§ WHAT IS BEING ASKED:
Gather all lines with the word "screenshot" in them.

(Entries taken from a collection)

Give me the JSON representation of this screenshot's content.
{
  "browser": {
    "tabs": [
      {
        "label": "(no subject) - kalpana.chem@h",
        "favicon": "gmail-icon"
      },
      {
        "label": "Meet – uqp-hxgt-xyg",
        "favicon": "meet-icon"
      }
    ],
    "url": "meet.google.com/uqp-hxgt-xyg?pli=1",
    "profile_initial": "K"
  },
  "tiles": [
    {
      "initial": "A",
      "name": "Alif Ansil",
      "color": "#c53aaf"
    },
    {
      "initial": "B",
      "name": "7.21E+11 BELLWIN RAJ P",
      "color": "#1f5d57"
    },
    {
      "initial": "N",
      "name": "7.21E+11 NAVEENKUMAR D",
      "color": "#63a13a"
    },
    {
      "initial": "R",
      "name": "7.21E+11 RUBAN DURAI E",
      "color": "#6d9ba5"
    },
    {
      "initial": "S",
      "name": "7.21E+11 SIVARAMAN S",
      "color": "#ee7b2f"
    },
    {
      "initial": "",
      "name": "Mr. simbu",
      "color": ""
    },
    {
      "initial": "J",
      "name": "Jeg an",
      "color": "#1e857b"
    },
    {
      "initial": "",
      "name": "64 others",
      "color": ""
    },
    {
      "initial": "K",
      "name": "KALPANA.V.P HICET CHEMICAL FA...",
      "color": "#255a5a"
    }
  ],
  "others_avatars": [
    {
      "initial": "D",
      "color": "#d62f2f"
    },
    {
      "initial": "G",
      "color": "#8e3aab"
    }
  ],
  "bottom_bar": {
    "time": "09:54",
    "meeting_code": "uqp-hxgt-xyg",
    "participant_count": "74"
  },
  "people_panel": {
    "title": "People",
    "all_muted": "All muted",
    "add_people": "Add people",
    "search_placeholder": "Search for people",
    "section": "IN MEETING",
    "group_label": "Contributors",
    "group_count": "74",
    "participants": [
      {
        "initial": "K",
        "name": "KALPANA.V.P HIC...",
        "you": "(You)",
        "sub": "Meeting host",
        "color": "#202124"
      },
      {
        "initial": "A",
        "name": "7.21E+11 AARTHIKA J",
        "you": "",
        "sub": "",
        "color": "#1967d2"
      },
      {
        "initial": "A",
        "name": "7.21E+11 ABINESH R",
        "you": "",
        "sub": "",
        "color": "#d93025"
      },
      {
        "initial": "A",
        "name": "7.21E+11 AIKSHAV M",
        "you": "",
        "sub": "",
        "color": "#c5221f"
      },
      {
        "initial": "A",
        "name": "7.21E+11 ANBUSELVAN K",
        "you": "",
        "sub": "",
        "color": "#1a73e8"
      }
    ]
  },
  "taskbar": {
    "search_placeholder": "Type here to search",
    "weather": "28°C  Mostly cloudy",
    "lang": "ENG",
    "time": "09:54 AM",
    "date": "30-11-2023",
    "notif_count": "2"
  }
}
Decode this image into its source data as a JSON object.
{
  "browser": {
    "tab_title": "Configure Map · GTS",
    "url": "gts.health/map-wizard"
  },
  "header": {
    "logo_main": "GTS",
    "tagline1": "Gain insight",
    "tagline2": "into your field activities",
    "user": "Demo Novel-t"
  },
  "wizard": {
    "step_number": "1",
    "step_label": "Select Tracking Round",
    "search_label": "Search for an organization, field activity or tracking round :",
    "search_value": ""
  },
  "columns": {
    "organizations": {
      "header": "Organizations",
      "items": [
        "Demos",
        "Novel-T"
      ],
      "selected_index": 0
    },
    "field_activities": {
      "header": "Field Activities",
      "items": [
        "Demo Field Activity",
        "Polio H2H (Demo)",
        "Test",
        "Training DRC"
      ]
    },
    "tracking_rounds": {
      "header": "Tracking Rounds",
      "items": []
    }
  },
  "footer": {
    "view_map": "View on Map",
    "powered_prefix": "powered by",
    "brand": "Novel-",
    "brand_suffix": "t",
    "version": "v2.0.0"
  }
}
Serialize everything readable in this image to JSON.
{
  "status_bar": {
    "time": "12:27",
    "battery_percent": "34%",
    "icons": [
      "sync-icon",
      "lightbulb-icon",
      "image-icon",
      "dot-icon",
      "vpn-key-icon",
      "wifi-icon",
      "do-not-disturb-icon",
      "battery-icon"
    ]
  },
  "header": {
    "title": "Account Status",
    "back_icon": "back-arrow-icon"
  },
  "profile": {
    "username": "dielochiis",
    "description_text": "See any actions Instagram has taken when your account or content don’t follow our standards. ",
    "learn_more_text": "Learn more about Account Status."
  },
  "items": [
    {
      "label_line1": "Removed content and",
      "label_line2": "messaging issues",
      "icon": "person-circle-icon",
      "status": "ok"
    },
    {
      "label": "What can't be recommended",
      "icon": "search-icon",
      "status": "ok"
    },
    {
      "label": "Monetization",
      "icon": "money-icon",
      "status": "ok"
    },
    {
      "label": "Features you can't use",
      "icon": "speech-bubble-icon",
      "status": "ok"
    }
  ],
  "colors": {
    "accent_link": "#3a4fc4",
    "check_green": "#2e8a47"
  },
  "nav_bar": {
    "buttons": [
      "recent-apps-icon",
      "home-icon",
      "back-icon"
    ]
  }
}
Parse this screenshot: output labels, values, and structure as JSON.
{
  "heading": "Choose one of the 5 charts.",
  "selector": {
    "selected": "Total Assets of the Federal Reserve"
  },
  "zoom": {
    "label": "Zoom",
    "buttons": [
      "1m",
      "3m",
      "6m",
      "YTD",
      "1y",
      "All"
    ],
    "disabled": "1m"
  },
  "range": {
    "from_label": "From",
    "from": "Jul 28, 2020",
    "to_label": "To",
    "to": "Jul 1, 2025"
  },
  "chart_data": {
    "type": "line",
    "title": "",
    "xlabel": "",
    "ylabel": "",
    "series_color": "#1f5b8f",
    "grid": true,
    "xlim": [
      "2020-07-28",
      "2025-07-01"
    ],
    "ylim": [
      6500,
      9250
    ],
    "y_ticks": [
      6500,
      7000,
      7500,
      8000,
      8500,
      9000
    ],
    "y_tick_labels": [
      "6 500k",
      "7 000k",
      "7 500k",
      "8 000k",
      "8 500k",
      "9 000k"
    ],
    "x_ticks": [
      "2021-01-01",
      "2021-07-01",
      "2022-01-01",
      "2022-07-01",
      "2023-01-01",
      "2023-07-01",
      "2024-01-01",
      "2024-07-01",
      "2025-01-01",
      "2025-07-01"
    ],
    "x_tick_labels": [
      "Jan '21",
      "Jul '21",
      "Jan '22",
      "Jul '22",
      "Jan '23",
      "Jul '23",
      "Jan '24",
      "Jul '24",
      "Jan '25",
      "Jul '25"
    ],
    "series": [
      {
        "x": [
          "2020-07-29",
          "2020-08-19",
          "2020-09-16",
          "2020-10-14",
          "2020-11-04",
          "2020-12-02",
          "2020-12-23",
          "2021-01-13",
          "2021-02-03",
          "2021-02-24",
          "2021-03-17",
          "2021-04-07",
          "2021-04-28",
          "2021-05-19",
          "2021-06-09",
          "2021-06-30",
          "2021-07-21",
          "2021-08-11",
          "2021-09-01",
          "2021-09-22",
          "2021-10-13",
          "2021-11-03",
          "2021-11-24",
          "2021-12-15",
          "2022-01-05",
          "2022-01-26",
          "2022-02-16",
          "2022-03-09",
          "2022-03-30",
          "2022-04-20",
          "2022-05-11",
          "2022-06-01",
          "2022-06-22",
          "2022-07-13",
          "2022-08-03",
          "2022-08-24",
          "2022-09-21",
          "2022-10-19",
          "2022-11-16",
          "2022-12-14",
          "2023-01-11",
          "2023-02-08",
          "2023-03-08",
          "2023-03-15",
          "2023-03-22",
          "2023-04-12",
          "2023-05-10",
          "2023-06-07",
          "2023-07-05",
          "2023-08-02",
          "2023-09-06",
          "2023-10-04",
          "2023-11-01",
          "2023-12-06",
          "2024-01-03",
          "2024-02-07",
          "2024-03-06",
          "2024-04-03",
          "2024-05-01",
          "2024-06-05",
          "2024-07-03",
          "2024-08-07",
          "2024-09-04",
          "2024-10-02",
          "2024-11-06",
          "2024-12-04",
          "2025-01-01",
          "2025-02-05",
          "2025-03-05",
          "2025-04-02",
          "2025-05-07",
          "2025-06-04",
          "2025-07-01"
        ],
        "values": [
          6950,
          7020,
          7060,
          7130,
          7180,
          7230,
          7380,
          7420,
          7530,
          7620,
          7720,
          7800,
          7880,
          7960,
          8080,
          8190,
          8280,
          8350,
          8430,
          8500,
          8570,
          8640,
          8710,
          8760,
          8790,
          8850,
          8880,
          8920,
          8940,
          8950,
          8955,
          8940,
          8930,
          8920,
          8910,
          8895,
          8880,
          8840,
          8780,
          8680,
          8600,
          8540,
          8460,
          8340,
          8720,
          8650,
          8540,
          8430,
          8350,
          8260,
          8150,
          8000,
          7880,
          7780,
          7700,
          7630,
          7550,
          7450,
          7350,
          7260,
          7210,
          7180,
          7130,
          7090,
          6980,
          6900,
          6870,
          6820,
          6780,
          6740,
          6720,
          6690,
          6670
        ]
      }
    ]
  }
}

§ WRITTEN RESPONSE:
Give me the JSON representation of this screenshot's content.
Parse this screenshot: output labels, values, and structure as JSON.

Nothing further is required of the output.